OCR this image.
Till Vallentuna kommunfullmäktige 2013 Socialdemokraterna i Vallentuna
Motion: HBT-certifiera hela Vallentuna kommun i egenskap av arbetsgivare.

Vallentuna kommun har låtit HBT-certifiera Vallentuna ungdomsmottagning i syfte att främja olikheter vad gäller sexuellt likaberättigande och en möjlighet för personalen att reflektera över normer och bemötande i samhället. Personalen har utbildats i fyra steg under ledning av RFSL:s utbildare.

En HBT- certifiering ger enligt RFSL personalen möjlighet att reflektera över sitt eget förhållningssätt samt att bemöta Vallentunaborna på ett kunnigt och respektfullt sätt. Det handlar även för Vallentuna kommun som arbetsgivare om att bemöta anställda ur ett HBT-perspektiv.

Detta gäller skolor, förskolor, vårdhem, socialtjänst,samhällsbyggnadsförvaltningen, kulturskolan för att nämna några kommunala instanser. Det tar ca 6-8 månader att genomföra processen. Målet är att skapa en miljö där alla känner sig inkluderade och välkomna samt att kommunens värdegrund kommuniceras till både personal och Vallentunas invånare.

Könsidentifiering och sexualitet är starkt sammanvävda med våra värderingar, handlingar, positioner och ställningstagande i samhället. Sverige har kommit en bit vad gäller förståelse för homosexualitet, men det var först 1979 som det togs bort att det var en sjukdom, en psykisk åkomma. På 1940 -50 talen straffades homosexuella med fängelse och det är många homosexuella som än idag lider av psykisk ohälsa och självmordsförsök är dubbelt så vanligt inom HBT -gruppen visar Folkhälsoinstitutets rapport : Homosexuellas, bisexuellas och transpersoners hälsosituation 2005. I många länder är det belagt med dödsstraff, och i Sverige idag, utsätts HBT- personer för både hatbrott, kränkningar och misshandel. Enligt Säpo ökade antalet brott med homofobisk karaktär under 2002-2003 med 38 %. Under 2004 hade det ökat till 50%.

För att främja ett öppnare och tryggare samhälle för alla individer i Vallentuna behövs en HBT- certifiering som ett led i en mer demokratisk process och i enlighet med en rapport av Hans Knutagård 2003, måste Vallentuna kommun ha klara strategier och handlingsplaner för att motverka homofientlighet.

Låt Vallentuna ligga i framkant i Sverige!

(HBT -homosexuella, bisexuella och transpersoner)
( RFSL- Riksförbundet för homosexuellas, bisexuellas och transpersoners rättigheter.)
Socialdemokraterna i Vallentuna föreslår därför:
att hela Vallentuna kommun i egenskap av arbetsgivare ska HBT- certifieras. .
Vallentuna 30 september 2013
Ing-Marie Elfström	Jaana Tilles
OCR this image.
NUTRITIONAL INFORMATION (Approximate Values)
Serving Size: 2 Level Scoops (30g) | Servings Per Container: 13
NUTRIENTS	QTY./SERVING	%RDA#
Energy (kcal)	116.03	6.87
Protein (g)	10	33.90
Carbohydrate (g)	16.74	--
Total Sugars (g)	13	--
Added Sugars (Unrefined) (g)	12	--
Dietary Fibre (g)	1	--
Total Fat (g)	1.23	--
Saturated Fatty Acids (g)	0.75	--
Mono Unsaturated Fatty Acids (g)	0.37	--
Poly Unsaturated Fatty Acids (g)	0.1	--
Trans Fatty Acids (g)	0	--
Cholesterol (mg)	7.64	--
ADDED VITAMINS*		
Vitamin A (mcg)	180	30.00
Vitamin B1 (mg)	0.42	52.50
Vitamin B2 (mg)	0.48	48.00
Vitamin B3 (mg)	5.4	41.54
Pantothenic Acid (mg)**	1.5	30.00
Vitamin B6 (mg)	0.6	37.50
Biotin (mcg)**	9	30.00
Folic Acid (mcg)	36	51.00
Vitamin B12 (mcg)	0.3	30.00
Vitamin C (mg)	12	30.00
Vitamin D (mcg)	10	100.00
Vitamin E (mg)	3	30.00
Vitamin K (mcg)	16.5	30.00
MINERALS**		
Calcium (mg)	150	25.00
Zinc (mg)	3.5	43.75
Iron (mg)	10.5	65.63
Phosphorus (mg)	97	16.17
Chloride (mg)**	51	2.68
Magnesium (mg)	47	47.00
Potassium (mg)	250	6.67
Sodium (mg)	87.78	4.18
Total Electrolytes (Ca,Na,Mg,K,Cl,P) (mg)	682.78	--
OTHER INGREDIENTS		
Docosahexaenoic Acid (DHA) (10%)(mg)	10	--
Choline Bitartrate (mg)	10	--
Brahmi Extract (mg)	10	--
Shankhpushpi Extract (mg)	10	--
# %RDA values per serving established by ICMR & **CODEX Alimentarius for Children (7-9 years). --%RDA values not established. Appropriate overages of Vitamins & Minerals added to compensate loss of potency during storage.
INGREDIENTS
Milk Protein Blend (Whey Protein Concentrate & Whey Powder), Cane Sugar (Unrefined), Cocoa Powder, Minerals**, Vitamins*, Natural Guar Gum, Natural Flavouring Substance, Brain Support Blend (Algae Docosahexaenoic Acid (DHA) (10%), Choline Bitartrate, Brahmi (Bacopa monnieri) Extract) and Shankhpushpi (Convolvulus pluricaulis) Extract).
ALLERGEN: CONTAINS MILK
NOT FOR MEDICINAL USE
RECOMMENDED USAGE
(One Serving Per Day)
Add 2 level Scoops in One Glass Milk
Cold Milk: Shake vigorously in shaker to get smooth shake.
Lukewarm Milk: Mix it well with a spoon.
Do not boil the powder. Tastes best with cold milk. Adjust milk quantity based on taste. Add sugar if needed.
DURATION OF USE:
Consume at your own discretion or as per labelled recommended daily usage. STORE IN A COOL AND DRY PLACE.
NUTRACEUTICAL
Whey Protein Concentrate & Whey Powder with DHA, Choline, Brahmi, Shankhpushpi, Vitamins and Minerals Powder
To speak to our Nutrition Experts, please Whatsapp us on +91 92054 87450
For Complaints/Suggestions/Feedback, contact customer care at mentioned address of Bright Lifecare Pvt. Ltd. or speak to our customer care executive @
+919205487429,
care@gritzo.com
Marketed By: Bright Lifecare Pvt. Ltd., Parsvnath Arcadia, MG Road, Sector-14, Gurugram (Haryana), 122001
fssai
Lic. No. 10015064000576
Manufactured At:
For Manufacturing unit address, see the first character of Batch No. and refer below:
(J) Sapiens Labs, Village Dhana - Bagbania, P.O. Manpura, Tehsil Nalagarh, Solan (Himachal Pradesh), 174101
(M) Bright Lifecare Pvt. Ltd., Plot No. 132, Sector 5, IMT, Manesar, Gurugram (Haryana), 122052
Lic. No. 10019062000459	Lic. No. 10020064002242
_ _ _
### WHAT THE TASK ASKS
Would you give the listing again, word for word?

### SOLUTION TO THIS TASK
OCR this image.
Till Vallentuna kommunfullmäktige 2013 Socialdemokraterna i Vallentuna
Motion: HBT-certifiera hela Vallentuna kommun i egenskap av arbetsgivare.

Vallentuna kommun har låtit HBT-certifiera Vallentuna ungdomsmottagning i syfte att främja olikheter vad gäller sexuellt likaberättigande och en möjlighet för personalen att reflektera över normer och bemötande i samhället. Personalen har utbildats i fyra steg under ledning av RFSL:s utbildare.

En HBT- certifiering ger enligt RFSL personalen möjlighet att reflektera över sitt eget förhållningssätt samt att bemöta Vallentunaborna på ett kunnigt och respektfullt sätt. Det handlar även för Vallentuna kommun som arbetsgivare om att bemöta anställda ur ett HBT-perspektiv.

Detta gäller skolor, förskolor, vårdhem, socialtjänst,samhällsbyggnadsförvaltningen, kulturskolan för att nämna några kommunala instanser. Det tar ca 6-8 månader att genomföra processen. Målet är att skapa en miljö där alla känner sig inkluderade och välkomna samt att kommunens värdegrund kommuniceras till både personal och Vallentunas invånare.

Könsidentifiering och sexualitet är starkt sammanvävda med våra värderingar, handlingar, positioner och ställningstagande i samhället. Sverige har kommit en bit vad gäller förståelse för homosexualitet, men det var först 1979 som det togs bort att det var en sjukdom, en psykisk åkomma. På 1940 -50 talen straffades homosexuella med fängelse och det är många homosexuella som än idag lider av psykisk ohälsa och självmordsförsök är dubbelt så vanligt inom HBT -gruppen visar Folkhälsoinstitutets rapport : Homosexuellas, bisexuellas och transpersoners hälsosituation 2005. I många länder är det belagt med dödsstraff, och i Sverige idag, utsätts HBT- personer för både hatbrott, kränkningar och misshandel. Enligt Säpo ökade antalet brott med homofobisk karaktär under 2002-2003 med 38 %. Under 2004 hade det ökat till 50%.

För att främja ett öppnare och tryggare samhälle för alla individer i Vallentuna behövs en HBT- certifiering som ett led i en mer demokratisk process och i enlighet med en rapport av Hans Knutagård 2003, måste Vallentuna kommun ha klara strategier och handlingsplaner för att motverka homofientlighet.

Låt Vallentuna ligga i framkant i Sverige!

(HBT -homosexuella, bisexuella och transpersoner)
( RFSL- Riksförbundet för homosexuellas, bisexuellas och transpersoners rättigheter.)
Socialdemokraterna i Vallentuna föreslår därför:
att hela Vallentuna kommun i egenskap av arbetsgivare ska HBT- certifieras. .
Vallentuna 30 september 2013
Ing-Marie Elfström	Jaana Tilles
OCR this image.
NUTRITIONAL INFORMATION (Approximate Values)
Serving Size: 2 Level Scoops (30g) | Servings Per Container: 13
NUTRIENTS	QTY./SERVING	%RDA#
Energy (kcal)	116.03	6.87
Protein (g)	10	33.90
Carbohydrate (g)	16.74	--
Total Sugars (g)	13	--
Added Sugars (Unrefined) (g)	12	--
Dietary Fibre (g)	1	--
Total Fat (g)	1.23	--
Saturated Fatty Acids (g)	0.75	--
Mono Unsaturated Fatty Acids (g)	0.37	--
Poly Unsaturated Fatty Acids (g)	0.1	--
Trans Fatty Acids (g)	0	--
Cholesterol (mg)	7.64	--
ADDED VITAMINS*		
Vitamin A (mcg)	180	30.00
Vitamin B1 (mg)	0.42	52.50
Vitamin B2 (mg)	0.48	48.00
Vitamin B3 (mg)	5.4	41.54
Pantothenic Acid (mg)**	1.5	30.00
Vitamin B6 (mg)	0.6	37.50
Biotin (mcg)**	9	30.00
Folic Acid (mcg)	36	51.00
Vitamin B12 (mcg)	0.3	30.00
Vitamin C (mg)	12	30.00
Vitamin D (mcg)	10	100.00
Vitamin E (mg)	3	30.00
Vitamin K (mcg)	16.5	30.00
MINERALS**		
Calcium (mg)	150	25.00
Zinc (mg)	3.5	43.75
Iron (mg)	10.5	65.63
Phosphorus (mg)	97	16.17
Chloride (mg)**	51	2.68
Magnesium (mg)	47	47.00
Potassium (mg)	250	6.67
Sodium (mg)	87.78	4.18
Total Electrolytes (Ca,Na,Mg,K,Cl,P) (mg)	682.78	--
OTHER INGREDIENTS		
Docosahexaenoic Acid (DHA) (10%)(mg)	10	--
Choline Bitartrate (mg)	10	--
Brahmi Extract (mg)	10	--
Shankhpushpi Extract (mg)	10	--
# %RDA values per serving established by ICMR & **CODEX Alimentarius for Children (7-9 years). --%RDA values not established. Appropriate overages of Vitamins & Minerals added to compensate loss of potency during storage.
INGREDIENTS
Milk Protein Blend (Whey Protein Concentrate & Whey Powder), Cane Sugar (Unrefined), Cocoa Powder, Minerals**, Vitamins*, Natural Guar Gum, Natural Flavouring Substance, Brain Support Blend (Algae Docosahexaenoic Acid (DHA) (10%), Choline Bitartrate, Brahmi (Bacopa monnieri) Extract) and Shankhpushpi (Convolvulus pluricaulis) Extract).
ALLERGEN: CONTAINS MILK
NOT FOR MEDICINAL USE
RECOMMENDED USAGE
(One Serving Per Day)
Add 2 level Scoops in One Glass Milk
Cold Milk: Shake vigorously in shaker to get smooth shake.
Lukewarm Milk: Mix it well with a spoon.
Do not boil the powder. Tastes best with cold milk. Adjust milk quantity based on taste. Add sugar if needed.
DURATION OF USE:
Consume at your own discretion or as per labelled recommended daily usage. STORE IN A COOL AND DRY PLACE.
NUTRACEUTICAL
Whey Protein Concentrate & Whey Powder with DHA, Choline, Brahmi, Shankhpushpi, Vitamins and Minerals Powder
To speak to our Nutrition Experts, please Whatsapp us on +91 92054 87450
For Complaints/Suggestions/Feedback, contact customer care at mentioned address of Bright Lifecare Pvt. Ltd. or speak to our customer care executive @
+919205487429,
care@gritzo.com
Marketed By: Bright Lifecare Pvt. Ltd., Parsvnath Arcadia, MG Road, Sector-14, Gurugram (Haryana), 122001
fssai
Lic. No. 10015064000576
Manufactured At:
For Manufacturing unit address, see the first character of Batch No. and refer below:
(J) Sapiens Labs, Village Dhana - Bagbania, P.O. Manpura, Tehsil Nalagarh, Solan (Himachal Pradesh), 174101
(M) Bright Lifecare Pvt. Ltd., Plot No. 132, Sector 5, IMT, Manesar, Gurugram (Haryana), 122052
Lic. No. 10019062000459	Lic. No. 10020064002242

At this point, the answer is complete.